Exactly as given, repeat all of the entries.

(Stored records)
--

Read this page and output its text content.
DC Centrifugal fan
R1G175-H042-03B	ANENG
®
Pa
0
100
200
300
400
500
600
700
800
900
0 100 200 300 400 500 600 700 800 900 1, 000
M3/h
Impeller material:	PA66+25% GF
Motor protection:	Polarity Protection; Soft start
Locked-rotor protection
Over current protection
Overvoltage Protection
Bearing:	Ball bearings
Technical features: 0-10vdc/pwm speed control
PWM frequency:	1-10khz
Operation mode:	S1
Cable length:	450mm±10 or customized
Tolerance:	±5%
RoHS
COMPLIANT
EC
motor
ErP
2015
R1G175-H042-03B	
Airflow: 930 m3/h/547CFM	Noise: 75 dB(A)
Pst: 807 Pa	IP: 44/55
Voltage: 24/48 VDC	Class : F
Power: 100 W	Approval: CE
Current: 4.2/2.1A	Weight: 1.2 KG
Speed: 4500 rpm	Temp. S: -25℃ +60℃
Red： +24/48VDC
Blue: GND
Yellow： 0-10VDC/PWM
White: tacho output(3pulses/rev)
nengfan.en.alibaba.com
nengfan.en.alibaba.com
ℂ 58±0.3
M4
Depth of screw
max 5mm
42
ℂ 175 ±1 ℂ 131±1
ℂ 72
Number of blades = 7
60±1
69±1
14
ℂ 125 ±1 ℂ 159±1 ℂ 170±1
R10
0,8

--

#### [SOLVED PROBLEM]
Read this page and output its text content.
DC Centrifugal fan
R1G175-H042-03B	ANENG
®
Pa
0
100
200
300
400
500
600
700
800
900
0 100 200 300 400 500 600 700 800 900 1, 000
M3/h
Impeller material:	PA66+25% GF
Motor protection:	Polarity Protection; Soft start
Locked-rotor protection
Over current protection
Overvoltage Protection
Bearing:	Ball bearings
Technical features: 0-10vdc/pwm speed control
PWM frequency:	1-10khz
Operation mode:	S1
Cable length:	450mm±10 or customized
Tolerance:	±5%
RoHS
COMPLIANT
EC
motor
ErP
2015
R1G175-H042-03B	
Airflow: 930 m3/h/547CFM	Noise: 75 dB(A)
Pst: 807 Pa	IP: 44/55
Voltage: 24/48 VDC	Class : F
Power: 100 W	Approval: CE
Current: 4.2/2.1A	Weight: 1.2 KG
Speed: 4500 rpm	Temp. S: -25℃ +60℃
Red： +24/48VDC
Blue: GND
Yellow： 0-10VDC/PWM
White: tacho output(3pulses/rev)
nengfan.en.alibaba.com
nengfan.en.alibaba.com
ℂ 58±0.3
M4
Depth of screw
max 5mm
42
ℂ 175 ±1 ℂ 131±1
ℂ 72
Number of blades = 7
60±1
69±1
14
ℂ 125 ±1 ℂ 159±1 ℂ 170±1
R10
0,8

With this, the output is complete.